----- Task material -----

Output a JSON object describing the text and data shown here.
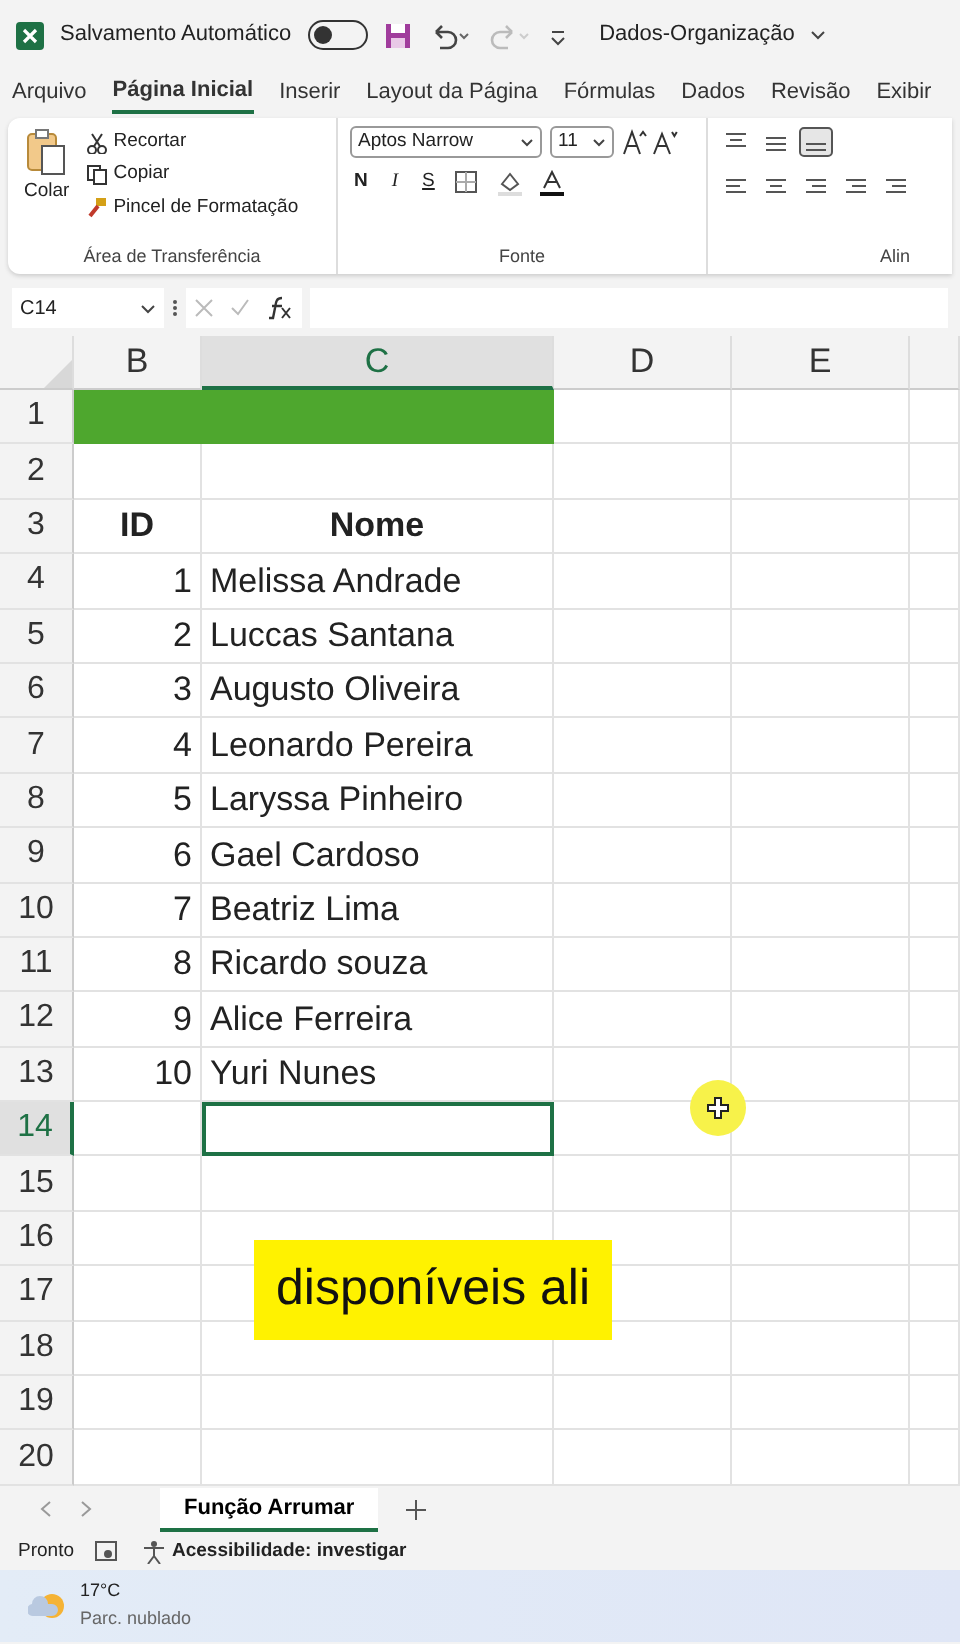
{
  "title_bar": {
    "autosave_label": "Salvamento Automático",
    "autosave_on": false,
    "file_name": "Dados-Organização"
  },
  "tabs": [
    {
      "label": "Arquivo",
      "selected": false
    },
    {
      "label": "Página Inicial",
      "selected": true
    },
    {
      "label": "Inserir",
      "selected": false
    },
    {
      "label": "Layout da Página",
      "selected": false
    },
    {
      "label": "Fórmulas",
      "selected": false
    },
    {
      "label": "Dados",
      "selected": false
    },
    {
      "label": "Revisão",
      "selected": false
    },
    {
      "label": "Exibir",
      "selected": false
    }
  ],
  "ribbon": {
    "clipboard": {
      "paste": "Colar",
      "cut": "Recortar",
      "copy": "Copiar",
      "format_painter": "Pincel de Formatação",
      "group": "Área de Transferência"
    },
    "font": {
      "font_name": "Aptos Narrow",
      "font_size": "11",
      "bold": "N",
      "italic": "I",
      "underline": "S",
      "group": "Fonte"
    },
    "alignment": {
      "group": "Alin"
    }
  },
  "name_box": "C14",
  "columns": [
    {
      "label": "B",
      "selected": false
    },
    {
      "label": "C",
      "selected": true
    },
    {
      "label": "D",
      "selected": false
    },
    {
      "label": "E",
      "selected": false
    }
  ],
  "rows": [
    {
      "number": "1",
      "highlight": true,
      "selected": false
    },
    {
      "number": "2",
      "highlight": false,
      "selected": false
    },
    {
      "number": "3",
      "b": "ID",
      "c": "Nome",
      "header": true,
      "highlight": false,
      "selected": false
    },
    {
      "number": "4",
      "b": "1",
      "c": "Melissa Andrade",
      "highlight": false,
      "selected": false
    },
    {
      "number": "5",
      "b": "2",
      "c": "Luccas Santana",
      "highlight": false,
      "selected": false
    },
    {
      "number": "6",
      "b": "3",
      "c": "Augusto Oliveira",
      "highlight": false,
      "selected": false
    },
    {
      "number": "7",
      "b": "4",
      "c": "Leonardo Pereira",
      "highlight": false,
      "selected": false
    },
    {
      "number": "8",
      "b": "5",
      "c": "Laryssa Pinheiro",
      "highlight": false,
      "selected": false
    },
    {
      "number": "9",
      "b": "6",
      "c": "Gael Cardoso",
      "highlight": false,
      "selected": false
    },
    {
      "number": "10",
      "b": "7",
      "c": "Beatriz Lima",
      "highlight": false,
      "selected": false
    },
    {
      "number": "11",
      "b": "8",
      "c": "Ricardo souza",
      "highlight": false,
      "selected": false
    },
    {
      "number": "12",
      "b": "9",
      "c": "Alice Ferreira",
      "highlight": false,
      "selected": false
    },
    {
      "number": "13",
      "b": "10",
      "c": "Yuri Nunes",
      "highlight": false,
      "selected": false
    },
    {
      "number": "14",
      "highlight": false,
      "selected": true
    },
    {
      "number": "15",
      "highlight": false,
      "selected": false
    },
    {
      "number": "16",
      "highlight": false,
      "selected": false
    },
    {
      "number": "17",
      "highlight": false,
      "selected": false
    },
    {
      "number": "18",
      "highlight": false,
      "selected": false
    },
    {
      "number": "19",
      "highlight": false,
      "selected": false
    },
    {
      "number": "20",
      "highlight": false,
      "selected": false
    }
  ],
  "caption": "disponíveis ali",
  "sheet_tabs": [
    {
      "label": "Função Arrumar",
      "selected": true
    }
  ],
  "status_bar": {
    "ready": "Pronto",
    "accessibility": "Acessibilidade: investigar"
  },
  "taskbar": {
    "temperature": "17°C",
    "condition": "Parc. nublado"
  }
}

-----
----- Task material -----

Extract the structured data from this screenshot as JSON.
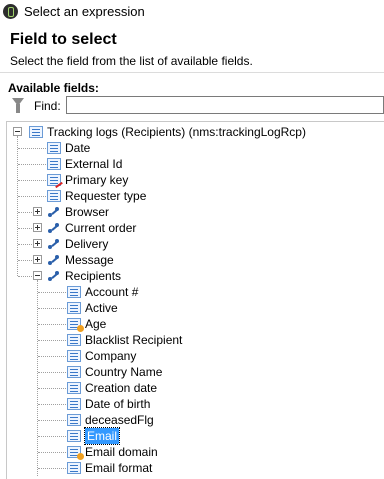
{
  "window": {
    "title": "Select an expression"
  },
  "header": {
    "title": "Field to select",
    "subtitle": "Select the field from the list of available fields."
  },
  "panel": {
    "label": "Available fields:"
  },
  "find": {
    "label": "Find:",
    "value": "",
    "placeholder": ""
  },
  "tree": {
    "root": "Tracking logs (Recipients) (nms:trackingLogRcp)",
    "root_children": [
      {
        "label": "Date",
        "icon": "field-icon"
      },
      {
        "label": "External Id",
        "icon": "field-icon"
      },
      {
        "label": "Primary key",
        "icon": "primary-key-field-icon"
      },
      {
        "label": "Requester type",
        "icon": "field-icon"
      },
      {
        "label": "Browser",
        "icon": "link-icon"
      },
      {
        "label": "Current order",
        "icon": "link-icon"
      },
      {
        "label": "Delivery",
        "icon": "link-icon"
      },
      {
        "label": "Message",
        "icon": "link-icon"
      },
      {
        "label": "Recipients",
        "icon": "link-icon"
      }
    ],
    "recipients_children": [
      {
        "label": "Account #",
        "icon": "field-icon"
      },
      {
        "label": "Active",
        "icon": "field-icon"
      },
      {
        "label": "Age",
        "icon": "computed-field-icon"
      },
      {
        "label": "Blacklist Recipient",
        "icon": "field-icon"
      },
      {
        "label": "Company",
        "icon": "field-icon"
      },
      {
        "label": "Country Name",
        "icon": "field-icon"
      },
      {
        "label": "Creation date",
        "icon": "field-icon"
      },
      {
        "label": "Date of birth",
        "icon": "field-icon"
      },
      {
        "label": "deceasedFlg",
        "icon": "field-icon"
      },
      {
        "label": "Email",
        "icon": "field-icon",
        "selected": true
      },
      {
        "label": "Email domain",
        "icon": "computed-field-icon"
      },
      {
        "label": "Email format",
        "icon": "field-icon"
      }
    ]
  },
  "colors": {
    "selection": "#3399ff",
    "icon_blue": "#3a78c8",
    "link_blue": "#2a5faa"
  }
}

-----

**Problem requirements:** State how many lines of the records hold the string "JSON", and nothing else.

**Finished answer:** 2